◆ YOUR OBJECTIVE ◆
Lay out the records in the part that opens with the line containing "Localize all elements." and closes with the line containing "star-icon: ★: [418, 1371, 453, 1415]", both lines included, as a two-column CSV with the headers instruction and response. Give one row per record, place each field in quotation marks with line breaks replaced by spaces, and omit the pictures.

◆ RECORDS FOR THE EXERCISE ◆
•••••

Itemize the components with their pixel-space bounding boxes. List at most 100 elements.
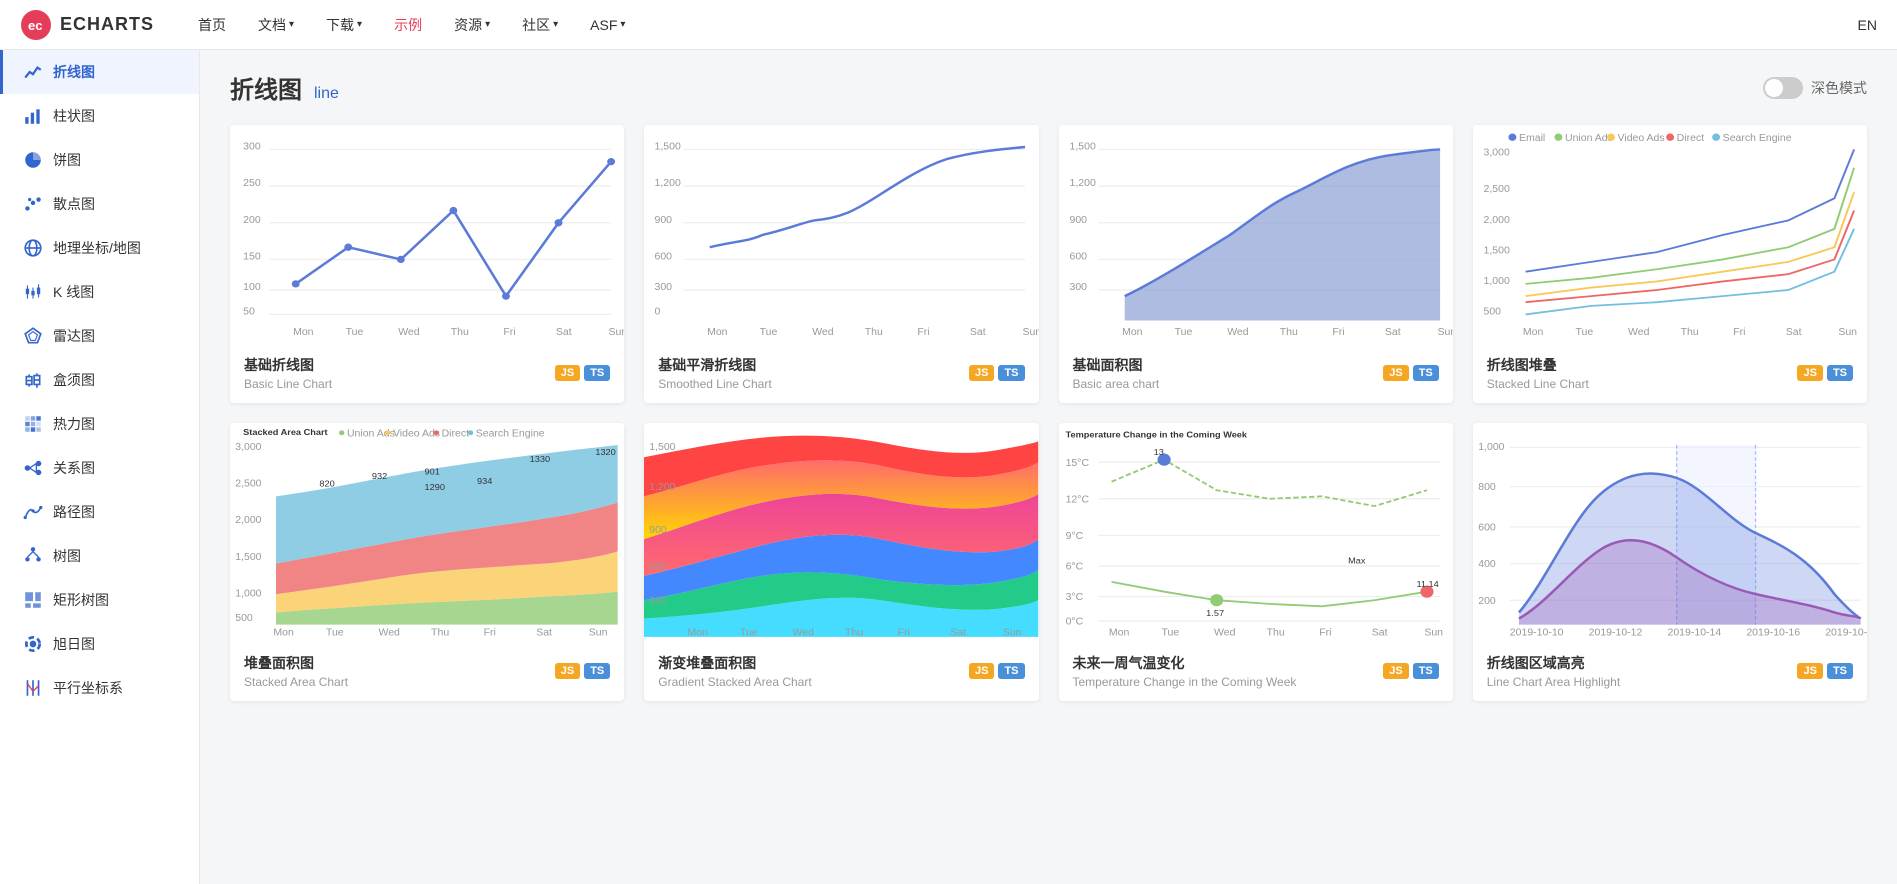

•••••

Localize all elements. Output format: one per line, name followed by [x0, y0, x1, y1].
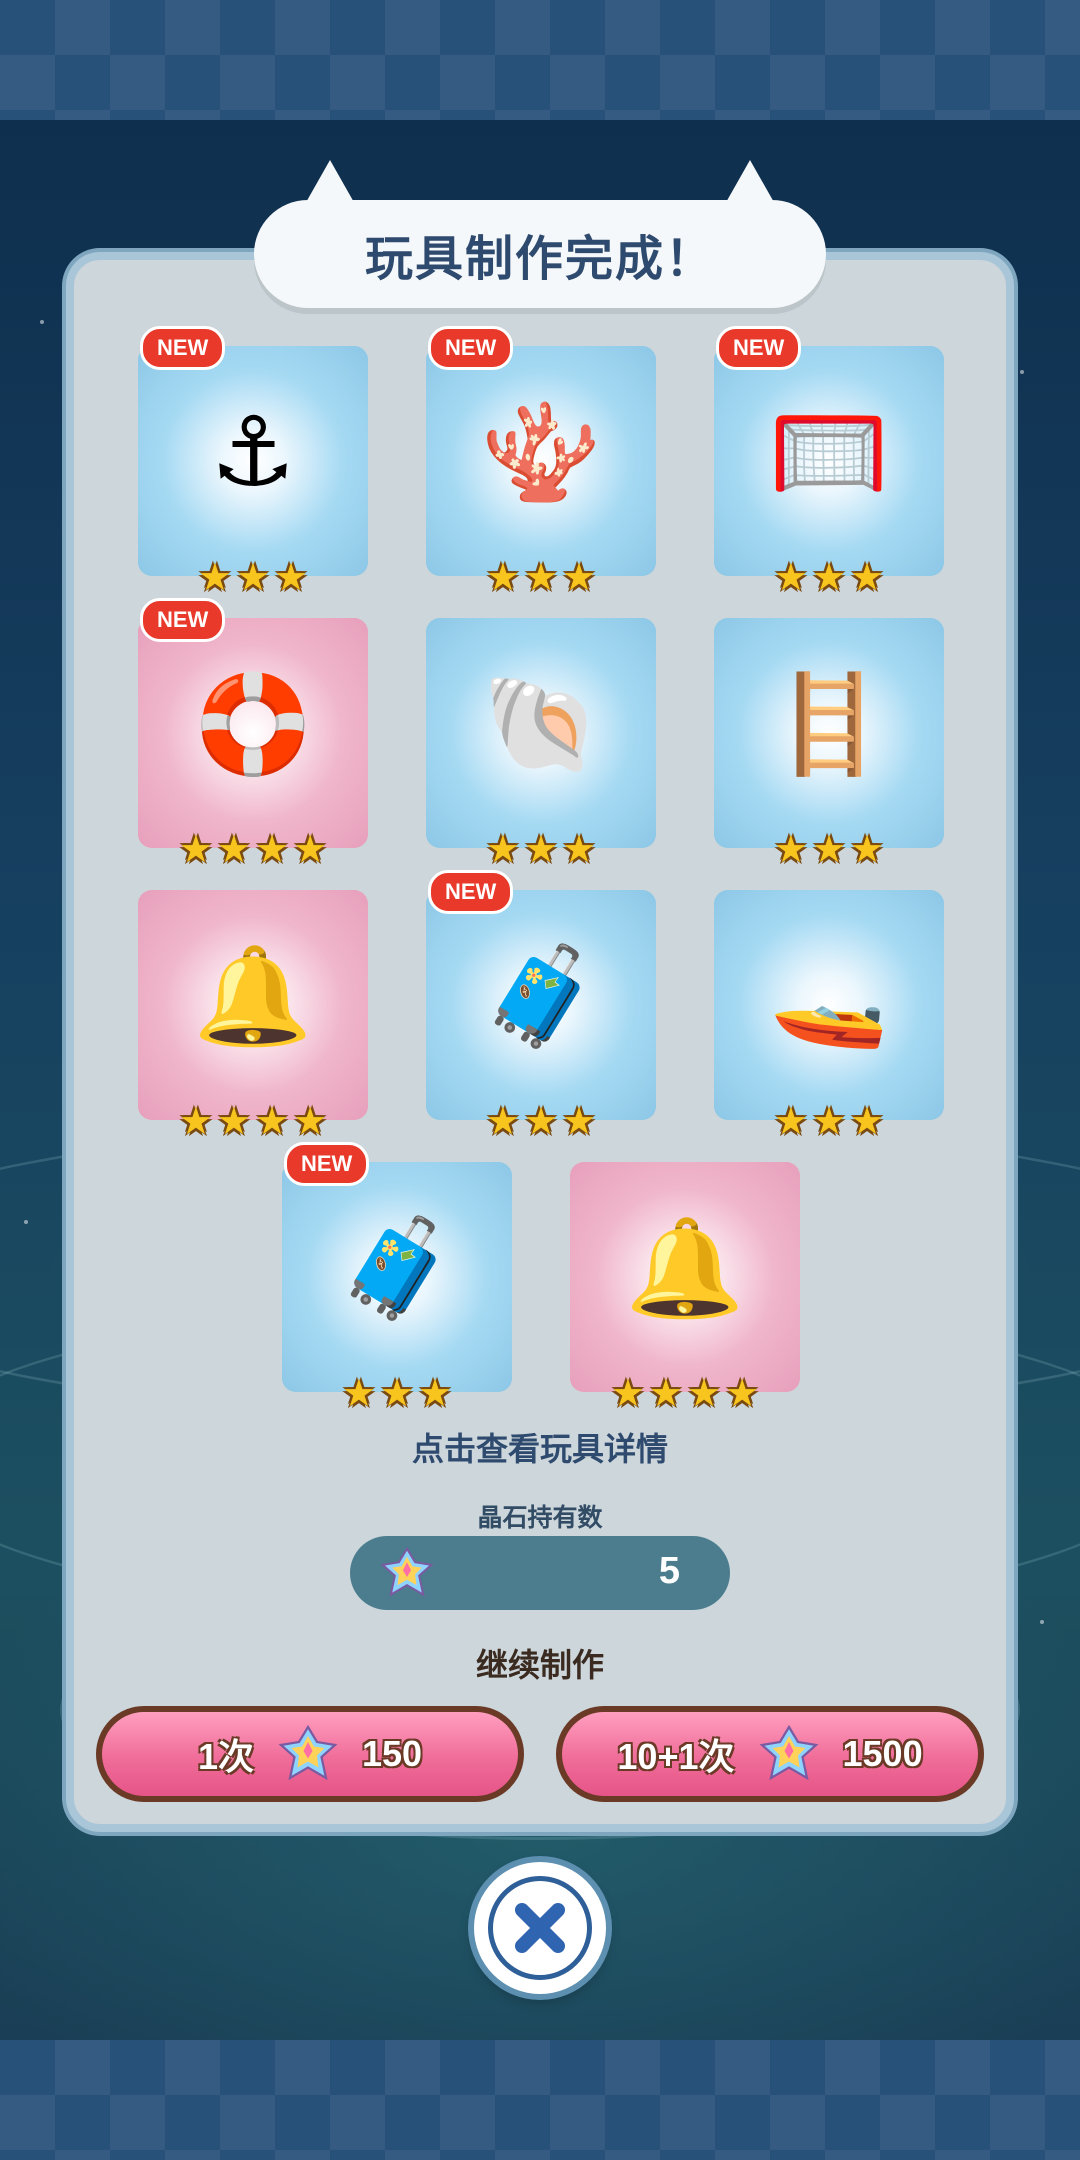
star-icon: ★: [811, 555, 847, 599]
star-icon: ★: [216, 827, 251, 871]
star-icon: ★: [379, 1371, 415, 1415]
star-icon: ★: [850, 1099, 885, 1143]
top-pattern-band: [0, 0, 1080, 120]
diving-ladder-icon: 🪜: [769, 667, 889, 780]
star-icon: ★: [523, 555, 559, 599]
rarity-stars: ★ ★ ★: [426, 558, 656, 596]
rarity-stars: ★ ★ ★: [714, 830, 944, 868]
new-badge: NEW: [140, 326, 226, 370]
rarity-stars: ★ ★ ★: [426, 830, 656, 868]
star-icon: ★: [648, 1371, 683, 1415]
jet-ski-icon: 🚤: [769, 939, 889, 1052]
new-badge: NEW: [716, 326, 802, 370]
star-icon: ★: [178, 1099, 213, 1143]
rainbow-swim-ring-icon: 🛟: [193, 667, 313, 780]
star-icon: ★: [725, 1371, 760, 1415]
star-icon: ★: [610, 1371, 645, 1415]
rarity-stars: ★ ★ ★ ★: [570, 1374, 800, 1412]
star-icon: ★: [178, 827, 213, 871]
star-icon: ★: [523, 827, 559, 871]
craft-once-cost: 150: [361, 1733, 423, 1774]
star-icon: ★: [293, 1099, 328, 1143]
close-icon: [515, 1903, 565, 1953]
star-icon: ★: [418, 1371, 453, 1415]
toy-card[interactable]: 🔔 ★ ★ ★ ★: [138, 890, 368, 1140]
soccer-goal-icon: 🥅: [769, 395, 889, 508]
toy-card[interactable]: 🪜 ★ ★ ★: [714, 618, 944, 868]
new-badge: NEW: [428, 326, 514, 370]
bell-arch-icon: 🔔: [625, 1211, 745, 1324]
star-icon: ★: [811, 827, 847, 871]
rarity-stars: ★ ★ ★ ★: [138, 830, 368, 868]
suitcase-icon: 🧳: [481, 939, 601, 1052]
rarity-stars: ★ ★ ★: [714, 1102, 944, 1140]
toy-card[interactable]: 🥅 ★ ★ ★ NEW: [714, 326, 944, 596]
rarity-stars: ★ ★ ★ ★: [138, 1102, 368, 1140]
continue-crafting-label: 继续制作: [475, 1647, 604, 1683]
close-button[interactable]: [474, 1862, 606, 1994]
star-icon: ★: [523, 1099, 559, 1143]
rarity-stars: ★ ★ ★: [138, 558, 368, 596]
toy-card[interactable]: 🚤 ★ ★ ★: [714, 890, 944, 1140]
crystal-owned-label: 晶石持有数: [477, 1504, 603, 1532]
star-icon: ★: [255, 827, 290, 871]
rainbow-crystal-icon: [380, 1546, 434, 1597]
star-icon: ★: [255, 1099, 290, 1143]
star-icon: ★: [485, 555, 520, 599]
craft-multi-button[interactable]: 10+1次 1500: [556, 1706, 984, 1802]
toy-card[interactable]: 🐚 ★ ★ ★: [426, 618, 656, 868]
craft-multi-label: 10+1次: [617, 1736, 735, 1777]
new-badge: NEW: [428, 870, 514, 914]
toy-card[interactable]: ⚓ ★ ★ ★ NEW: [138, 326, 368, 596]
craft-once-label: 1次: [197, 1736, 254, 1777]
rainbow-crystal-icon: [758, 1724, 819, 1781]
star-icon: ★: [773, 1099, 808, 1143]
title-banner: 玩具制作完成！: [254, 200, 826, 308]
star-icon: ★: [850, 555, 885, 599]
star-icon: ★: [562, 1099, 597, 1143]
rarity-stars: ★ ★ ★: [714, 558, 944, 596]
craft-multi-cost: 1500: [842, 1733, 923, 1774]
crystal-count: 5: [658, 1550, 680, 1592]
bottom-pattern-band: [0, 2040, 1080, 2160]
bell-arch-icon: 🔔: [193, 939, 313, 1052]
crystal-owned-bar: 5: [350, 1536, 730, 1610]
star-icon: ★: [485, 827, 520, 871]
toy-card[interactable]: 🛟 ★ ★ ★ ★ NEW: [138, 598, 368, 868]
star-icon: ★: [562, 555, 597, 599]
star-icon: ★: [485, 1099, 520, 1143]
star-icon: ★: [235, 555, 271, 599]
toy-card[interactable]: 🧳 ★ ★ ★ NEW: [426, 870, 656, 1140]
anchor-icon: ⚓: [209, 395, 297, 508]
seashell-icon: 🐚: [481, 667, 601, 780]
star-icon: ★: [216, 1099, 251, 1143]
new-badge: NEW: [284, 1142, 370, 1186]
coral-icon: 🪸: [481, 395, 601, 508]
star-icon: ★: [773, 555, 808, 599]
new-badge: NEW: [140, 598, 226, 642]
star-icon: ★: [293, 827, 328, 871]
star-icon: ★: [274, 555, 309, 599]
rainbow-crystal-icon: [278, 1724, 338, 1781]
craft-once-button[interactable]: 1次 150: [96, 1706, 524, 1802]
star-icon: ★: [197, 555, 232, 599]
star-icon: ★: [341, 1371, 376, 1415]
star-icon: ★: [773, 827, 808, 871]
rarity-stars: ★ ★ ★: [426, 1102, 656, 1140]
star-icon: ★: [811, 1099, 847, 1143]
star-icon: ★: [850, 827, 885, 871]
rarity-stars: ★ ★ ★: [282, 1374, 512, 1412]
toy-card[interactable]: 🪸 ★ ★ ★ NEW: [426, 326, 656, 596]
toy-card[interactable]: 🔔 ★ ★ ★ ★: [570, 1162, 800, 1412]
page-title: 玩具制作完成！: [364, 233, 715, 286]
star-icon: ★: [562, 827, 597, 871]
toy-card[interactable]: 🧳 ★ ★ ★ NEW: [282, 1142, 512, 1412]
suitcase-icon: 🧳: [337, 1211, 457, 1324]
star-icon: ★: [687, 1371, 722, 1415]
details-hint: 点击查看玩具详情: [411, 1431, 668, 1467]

•••••

◆ COMPLETED EXERCISE ◆
instruction,response
"Localize all elements. Output format: one per line, name followed by [x0, y0, x1, y1].","star-icon: ★: [811, 555, 847, 599] star-icon: ★: [216, 827, 251, 871] star-icon: ★: [379, 1371, 415, 1415] star-icon: ★: [850, 1099, 885, 1143] top-pattern-band: [0, 0, 1080, 120] diving-ladder-icon: 🪜: [769, 667, 889, 780] star-icon: ★: [523, 555, 559, 599] rarity-stars: ★ ★ ★: [426, 558, 656, 596] rarity-stars: ★ ★ ★: [714, 830, 944, 868] new-badge: NEW: [140, 326, 226, 370] rarity-stars: ★ ★ ★: [426, 830, 656, 868] star-icon: ★: [648, 1371, 683, 1415] jet-ski-icon: 🚤: [769, 939, 889, 1052] new-badge: NEW: [716, 326, 802, 370] star-icon: ★: [178, 1099, 213, 1143] rainbow-swim-ring-icon: 🛟: [193, 667, 313, 780] star-icon: ★: [725, 1371, 760, 1415] star-icon: ★: [610, 1371, 645, 1415] rarity-stars: ★ ★ ★ ★: [570, 1374, 800, 1412] star-icon: ★: [178, 827, 213, 871] star-icon: ★: [523, 827, 559, 871] craft-once-cost: 150: [361, 1733, 423, 1774] star-icon: ★: [293, 1099, 328, 1143] close-icon: [515, 1903, 565, 1953] star-icon: ★: [418, 1371, 453, 1415]"